Provided data ->
--- START ---
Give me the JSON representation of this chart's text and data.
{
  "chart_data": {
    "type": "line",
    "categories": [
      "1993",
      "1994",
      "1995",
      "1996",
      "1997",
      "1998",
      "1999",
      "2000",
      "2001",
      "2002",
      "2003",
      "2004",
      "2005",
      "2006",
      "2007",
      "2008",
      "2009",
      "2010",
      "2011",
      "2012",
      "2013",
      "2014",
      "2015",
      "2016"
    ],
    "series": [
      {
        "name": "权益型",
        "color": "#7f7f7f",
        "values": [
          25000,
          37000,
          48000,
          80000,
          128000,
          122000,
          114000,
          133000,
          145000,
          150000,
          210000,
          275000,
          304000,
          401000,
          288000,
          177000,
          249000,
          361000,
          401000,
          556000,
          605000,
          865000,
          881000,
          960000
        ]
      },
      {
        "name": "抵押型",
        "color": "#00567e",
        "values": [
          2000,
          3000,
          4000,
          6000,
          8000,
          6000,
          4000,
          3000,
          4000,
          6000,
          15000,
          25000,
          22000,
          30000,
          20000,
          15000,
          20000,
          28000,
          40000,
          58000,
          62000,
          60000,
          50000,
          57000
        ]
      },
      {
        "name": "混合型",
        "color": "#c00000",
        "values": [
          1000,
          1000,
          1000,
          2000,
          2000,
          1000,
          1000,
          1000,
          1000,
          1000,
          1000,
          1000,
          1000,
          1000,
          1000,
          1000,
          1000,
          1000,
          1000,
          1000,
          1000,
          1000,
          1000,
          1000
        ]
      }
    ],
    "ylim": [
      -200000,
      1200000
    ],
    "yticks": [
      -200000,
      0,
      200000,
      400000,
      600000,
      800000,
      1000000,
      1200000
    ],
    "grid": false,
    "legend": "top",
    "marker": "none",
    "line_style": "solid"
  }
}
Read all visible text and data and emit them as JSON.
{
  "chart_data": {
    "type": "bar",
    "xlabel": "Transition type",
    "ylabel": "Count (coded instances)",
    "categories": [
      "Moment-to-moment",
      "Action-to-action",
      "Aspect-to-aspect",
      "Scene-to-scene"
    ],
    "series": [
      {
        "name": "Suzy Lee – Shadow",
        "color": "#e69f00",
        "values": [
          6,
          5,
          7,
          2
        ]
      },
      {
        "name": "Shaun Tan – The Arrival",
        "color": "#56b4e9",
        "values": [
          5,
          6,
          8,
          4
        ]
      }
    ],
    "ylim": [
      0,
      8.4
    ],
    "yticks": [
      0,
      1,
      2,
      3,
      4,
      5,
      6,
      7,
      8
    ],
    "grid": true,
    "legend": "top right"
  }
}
--- END ---
Objective ->
Copy all data exactly, start to finish.

Written solution ->
Give me the JSON representation of this chart's text and data.
{
  "chart_data": {
    "type": "line",
    "categories": [
      "1993",
      "1994",
      "1995",
      "1996",
      "1997",
      "1998",
      "1999",
      "2000",
      "2001",
      "2002",
      "2003",
      "2004",
      "2005",
      "2006",
      "2007",
      "2008",
      "2009",
      "2010",
      "2011",
      "2012",
      "2013",
      "2014",
      "2015",
      "2016"
    ],
    "series": [
      {
        "name": "权益型",
        "color": "#7f7f7f",
        "values": [
          25000,
          37000,
          48000,
          80000,
          128000,
          122000,
          114000,
          133000,
          145000,
          150000,
          210000,
          275000,
          304000,
          401000,
          288000,
          177000,
          249000,
          361000,
          401000,
          556000,
          605000,
          865000,
          881000,
          960000
        ]
      },
      {
        "name": "抵押型",
        "color": "#00567e",
        "values": [
          2000,
          3000,
          4000,
          6000,
          8000,
          6000,
          4000,
          3000,
          4000,
          6000,
          15000,
          25000,
          22000,
          30000,
          20000,
          15000,
          20000,
          28000,
          40000,
          58000,
          62000,
          60000,
          50000,
          57000
        ]
      },
      {
        "name": "混合型",
        "color": "#c00000",
        "values": [
          1000,
          1000,
          1000,
          2000,
          2000,
          1000,
          1000,
          1000,
          1000,
          1000,
          1000,
          1000,
          1000,
          1000,
          1000,
          1000,
          1000,
          1000,
          1000,
          1000,
          1000,
          1000,
          1000,
          1000
        ]
      }
    ],
    "ylim": [
      -200000,
      1200000
    ],
    "yticks": [
      -200000,
      0,
      200000,
      400000,
      600000,
      800000,
      1000000,
      1200000
    ],
    "grid": false,
    "legend": "top",
    "marker": "none",
    "line_style": "solid"
  }
}
Read all visible text and data and emit them as JSON.
{
  "chart_data": {
    "type": "bar",
    "xlabel": "Transition type",
    "ylabel": "Count (coded instances)",
    "categories": [
      "Moment-to-moment",
      "Action-to-action",
      "Aspect-to-aspect",
      "Scene-to-scene"
    ],
    "series": [
      {
        "name": "Suzy Lee – Shadow",
        "color": "#e69f00",
        "values": [
          6,
          5,
          7,
          2
        ]
      },
      {
        "name": "Shaun Tan – The Arrival",
        "color": "#56b4e9",
        "values": [
          5,
          6,
          8,
          4
        ]
      }
    ],
    "ylim": [
      0,
      8.4
    ],
    "yticks": [
      0,
      1,
      2,
      3,
      4,
      5,
      6,
      7,
      8
    ],
    "grid": true,
    "legend": "top right"
  }
}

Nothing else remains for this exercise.